++++ Data excerpts ++++

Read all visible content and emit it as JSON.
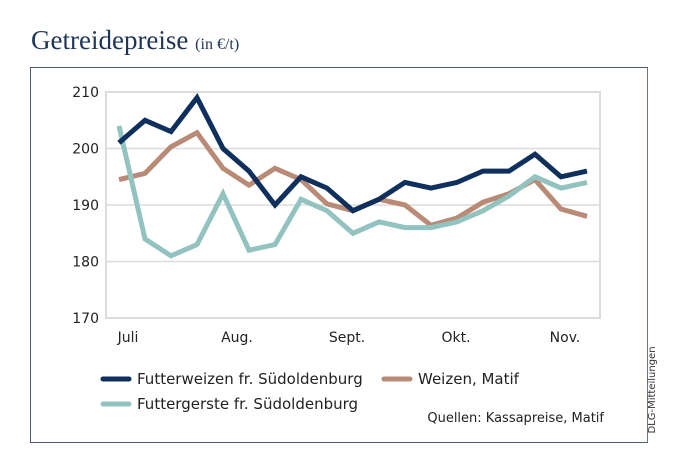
{
  "header": {
    "title": "Getreidepreise",
    "subtitle": "(in €/t)"
  },
  "credit": "DLG-Mitteilungen",
  "source": "Quellen: Kassapreise, Matif",
  "chart_data": {
    "type": "line",
    "title": "Getreidepreise (in €/t)",
    "xlabel": "",
    "ylabel": "",
    "ylim": [
      170,
      210
    ],
    "yticks": [
      170,
      180,
      190,
      200,
      210
    ],
    "grid": true,
    "x_tick_labels": [
      "Juli",
      "Aug.",
      "Sept.",
      "Okt.",
      "Nov."
    ],
    "x_points": 19,
    "legend_position": "bottom",
    "series": [
      {
        "name": "Futterweizen fr. Südoldenburg",
        "color": "#0f2f5c",
        "values": [
          201,
          205,
          203,
          209,
          200,
          196,
          190,
          195,
          193,
          189,
          191,
          194,
          193,
          194,
          196,
          196,
          199,
          195,
          196
        ]
      },
      {
        "name": "Weizen, Matif",
        "color": "#b98a76",
        "values": [
          194.5,
          195.6,
          200.3,
          202.8,
          196.5,
          193.5,
          196.5,
          194.5,
          190.2,
          189,
          191,
          190,
          186.4,
          187.7,
          190.5,
          192,
          194.5,
          189.3,
          188
        ]
      },
      {
        "name": "Futtergerste fr. Südoldenburg",
        "color": "#93c3c0",
        "values": [
          204,
          184,
          181,
          183,
          192,
          182,
          183,
          191,
          189,
          185,
          187,
          186,
          186,
          187,
          189,
          191.6,
          195,
          193,
          194
        ]
      }
    ]
  }
}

++++

**What is being asked**
Tally the lines in this data that hold the word "name" and state only the count.

**Finished task**
3